◆ Aim of the exercise ◆
Pick out each line of the records in which the word "SOZINHA" appears.

◆ Records to use ◆

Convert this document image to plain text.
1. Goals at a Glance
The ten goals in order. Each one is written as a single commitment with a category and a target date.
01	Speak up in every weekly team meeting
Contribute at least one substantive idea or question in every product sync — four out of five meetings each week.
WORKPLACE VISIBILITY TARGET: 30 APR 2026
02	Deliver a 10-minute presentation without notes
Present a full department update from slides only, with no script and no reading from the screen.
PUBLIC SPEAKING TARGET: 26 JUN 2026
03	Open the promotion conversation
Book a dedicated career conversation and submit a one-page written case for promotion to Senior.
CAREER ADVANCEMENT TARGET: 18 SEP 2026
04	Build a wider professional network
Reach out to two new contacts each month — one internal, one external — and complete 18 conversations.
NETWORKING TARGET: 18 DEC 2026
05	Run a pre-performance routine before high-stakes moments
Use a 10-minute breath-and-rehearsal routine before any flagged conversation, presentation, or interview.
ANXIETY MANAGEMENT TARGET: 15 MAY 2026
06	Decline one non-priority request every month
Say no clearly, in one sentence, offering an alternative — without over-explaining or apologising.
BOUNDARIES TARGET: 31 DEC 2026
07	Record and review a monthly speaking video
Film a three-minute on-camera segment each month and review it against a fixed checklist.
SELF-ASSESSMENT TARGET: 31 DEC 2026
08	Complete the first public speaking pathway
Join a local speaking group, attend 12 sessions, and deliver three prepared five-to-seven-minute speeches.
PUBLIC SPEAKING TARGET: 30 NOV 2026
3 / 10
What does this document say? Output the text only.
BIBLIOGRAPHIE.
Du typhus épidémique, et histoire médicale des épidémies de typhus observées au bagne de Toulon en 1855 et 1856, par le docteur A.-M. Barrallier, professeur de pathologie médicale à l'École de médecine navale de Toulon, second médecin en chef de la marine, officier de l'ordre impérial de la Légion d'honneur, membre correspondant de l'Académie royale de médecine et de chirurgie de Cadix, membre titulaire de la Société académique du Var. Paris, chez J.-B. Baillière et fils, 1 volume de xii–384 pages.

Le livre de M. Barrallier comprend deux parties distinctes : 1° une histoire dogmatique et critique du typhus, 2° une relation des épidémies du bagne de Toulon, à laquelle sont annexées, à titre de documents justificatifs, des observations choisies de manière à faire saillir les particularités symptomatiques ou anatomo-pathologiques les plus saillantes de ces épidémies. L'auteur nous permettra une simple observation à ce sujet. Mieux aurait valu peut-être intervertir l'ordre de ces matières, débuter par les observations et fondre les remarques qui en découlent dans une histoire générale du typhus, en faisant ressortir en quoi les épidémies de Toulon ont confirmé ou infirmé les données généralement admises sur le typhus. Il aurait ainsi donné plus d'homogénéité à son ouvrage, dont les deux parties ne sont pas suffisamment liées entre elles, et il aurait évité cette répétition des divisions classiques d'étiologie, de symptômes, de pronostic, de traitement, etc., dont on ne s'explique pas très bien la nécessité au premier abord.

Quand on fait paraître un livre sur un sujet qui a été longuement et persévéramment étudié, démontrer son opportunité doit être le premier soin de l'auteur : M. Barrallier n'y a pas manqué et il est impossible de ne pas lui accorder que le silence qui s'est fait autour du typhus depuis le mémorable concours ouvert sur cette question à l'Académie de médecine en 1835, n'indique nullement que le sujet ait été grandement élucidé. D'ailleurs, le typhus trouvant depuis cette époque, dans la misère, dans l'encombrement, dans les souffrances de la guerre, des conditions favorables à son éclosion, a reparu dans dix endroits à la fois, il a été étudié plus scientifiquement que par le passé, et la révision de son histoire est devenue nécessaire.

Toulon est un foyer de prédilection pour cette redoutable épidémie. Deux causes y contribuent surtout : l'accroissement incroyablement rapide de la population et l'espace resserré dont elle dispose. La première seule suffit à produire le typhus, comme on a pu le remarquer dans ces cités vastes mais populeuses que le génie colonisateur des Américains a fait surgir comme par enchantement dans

==

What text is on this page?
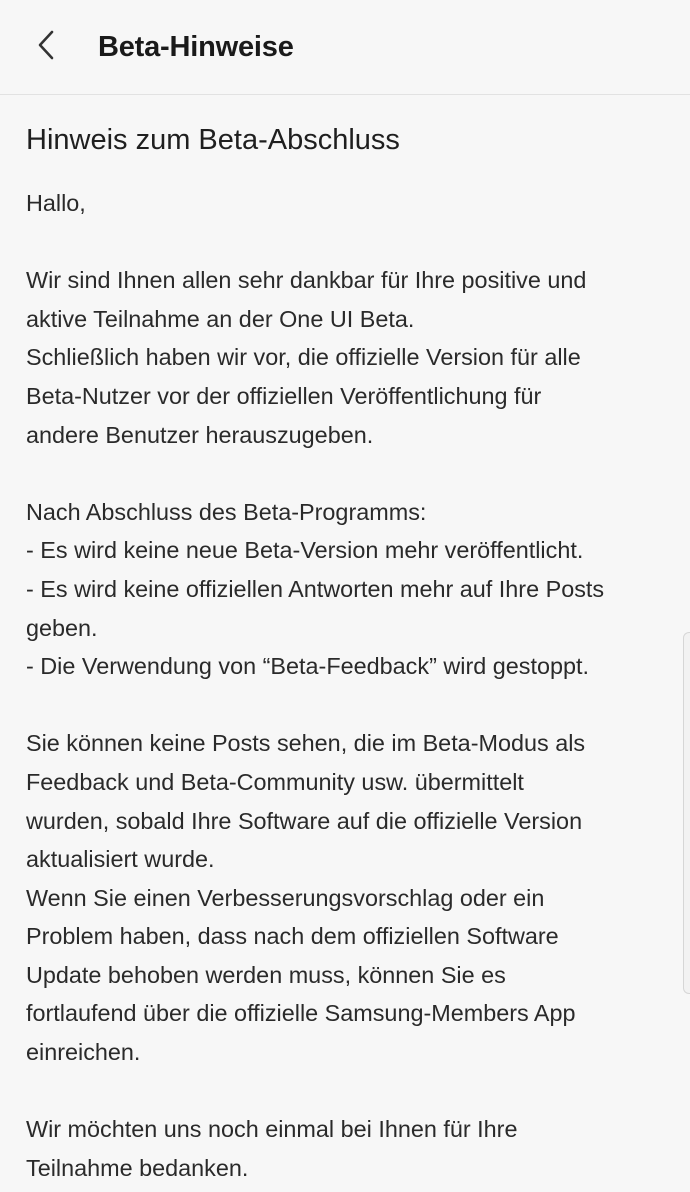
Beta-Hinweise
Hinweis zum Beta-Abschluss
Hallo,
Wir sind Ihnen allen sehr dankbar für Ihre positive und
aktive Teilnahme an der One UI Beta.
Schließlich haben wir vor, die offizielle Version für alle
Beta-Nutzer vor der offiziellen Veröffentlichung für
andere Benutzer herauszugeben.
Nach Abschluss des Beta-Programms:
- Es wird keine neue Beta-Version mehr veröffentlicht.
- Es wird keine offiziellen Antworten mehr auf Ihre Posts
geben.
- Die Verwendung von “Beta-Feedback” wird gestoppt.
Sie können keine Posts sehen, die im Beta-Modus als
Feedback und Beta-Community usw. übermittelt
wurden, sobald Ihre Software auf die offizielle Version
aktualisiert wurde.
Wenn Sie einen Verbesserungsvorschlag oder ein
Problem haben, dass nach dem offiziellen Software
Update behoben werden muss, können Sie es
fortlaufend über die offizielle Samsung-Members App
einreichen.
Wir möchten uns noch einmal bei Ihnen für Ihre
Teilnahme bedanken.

* * *

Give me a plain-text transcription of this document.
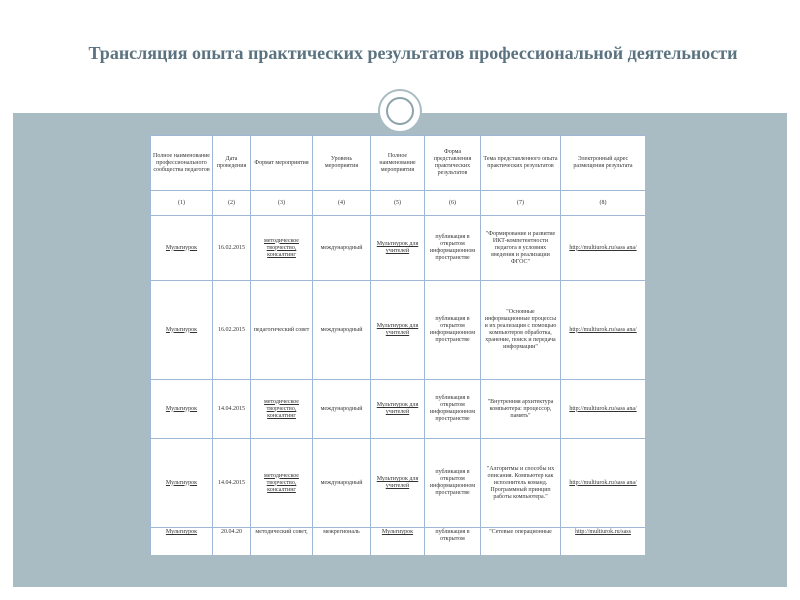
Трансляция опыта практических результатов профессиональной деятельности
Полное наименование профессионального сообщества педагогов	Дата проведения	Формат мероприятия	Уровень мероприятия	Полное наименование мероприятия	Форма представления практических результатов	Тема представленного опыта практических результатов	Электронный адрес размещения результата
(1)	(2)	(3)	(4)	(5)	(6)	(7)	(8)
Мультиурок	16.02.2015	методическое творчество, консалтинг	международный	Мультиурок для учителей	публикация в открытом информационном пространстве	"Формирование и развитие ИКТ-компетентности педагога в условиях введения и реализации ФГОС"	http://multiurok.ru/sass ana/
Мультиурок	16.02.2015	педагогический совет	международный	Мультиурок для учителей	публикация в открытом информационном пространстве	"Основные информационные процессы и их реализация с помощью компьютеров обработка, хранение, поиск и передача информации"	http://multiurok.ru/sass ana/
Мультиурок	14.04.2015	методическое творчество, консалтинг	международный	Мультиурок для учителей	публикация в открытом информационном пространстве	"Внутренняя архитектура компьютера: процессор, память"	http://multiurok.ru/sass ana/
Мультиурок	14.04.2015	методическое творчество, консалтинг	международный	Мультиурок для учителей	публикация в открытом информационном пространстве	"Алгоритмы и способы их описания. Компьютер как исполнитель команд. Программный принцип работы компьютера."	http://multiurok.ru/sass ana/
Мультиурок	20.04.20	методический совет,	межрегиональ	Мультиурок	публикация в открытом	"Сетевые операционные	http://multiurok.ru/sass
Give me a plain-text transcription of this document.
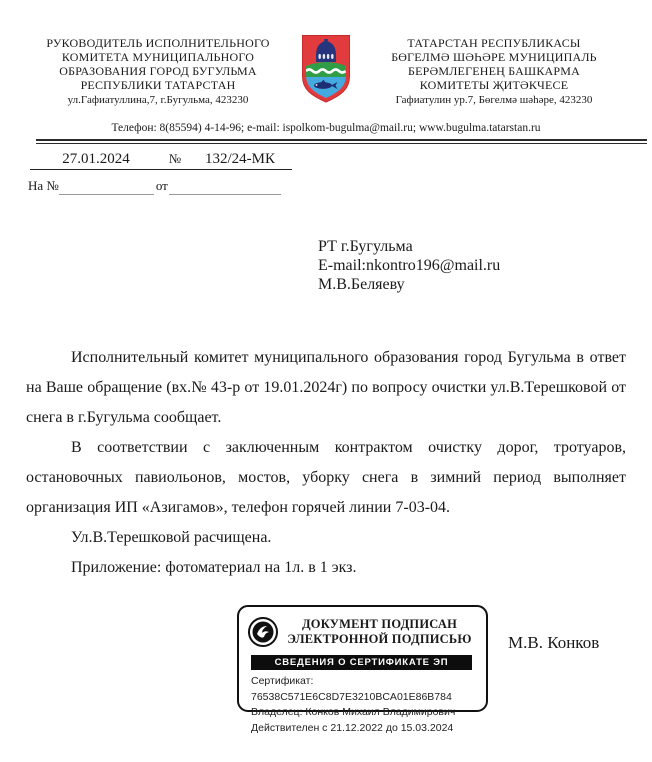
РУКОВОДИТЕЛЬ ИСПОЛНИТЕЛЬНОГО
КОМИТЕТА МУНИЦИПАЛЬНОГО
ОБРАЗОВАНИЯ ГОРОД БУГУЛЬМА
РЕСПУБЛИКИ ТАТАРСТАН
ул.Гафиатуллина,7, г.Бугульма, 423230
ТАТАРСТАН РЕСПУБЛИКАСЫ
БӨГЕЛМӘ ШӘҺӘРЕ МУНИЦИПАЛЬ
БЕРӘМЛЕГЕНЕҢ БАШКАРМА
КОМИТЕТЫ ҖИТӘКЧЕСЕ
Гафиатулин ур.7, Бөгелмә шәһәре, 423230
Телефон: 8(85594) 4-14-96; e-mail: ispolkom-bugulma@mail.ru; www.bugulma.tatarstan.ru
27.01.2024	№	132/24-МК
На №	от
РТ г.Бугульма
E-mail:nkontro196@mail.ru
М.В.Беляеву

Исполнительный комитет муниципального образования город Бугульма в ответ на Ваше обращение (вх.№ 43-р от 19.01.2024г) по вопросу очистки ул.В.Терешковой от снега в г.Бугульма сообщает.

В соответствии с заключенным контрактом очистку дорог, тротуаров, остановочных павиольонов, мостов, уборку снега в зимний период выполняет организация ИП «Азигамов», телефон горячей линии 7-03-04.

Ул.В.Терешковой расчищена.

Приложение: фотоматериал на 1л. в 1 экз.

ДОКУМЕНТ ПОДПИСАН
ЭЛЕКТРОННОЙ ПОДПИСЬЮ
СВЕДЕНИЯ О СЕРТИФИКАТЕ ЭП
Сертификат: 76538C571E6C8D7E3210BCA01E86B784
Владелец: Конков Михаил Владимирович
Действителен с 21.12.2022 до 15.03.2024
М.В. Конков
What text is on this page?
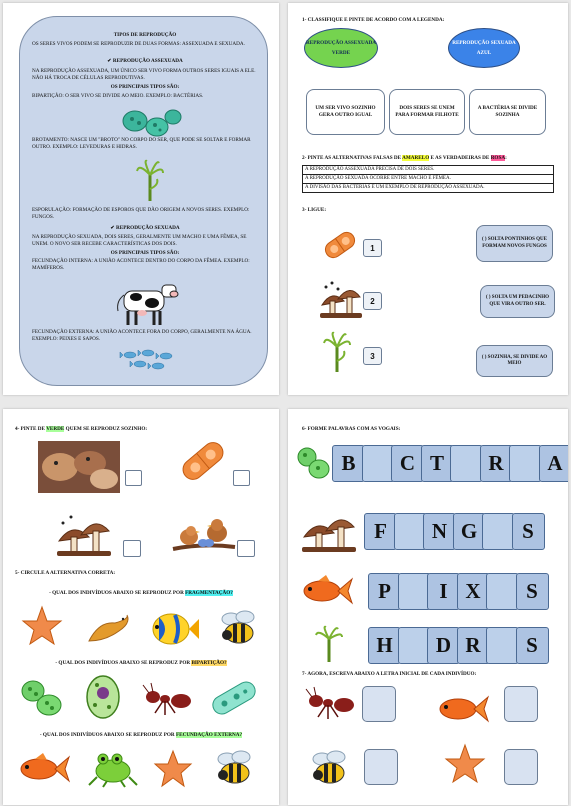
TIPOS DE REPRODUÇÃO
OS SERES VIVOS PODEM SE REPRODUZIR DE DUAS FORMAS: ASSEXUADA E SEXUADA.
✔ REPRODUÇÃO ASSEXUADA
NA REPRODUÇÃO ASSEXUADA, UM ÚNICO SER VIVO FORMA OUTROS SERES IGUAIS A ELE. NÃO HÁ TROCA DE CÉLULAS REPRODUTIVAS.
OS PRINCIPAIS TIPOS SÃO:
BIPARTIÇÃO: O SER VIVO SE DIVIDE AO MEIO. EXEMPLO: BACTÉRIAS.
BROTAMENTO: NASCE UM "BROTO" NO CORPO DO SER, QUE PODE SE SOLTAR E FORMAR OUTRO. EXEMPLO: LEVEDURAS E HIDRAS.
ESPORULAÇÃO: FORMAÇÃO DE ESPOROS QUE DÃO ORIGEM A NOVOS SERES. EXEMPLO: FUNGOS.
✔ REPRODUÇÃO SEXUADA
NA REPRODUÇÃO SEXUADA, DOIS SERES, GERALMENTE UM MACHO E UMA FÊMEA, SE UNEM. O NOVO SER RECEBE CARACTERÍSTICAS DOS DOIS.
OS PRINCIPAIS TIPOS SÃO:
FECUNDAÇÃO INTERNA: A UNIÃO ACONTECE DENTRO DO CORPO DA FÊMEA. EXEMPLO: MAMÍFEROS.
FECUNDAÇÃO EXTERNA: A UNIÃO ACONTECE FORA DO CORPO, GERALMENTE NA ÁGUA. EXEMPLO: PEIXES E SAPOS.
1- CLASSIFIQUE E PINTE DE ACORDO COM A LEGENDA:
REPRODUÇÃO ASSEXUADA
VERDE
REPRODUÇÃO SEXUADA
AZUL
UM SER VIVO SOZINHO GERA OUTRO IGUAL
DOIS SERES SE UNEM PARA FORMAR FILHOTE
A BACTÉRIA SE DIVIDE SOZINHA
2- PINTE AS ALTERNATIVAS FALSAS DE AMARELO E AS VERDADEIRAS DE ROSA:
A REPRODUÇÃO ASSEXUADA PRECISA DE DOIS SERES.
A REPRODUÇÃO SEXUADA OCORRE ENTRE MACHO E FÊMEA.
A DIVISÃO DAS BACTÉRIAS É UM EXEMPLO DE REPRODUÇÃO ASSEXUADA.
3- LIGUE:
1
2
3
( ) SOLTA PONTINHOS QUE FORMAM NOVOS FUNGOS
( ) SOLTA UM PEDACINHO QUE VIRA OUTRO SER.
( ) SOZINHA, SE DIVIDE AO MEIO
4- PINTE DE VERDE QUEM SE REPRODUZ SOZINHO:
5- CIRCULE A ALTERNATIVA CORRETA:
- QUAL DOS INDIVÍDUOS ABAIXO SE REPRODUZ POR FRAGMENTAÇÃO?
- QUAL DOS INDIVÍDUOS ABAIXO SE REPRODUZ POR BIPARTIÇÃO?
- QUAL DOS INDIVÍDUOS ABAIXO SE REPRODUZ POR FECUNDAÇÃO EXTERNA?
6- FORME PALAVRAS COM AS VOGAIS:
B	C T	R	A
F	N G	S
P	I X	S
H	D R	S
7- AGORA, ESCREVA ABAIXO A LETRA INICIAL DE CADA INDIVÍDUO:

◆ Solution to the problem ◆
A BACTÉRIA SE DIVIDE SOZINHA
( ) SOZINHA, SE DIVIDE AO MEIO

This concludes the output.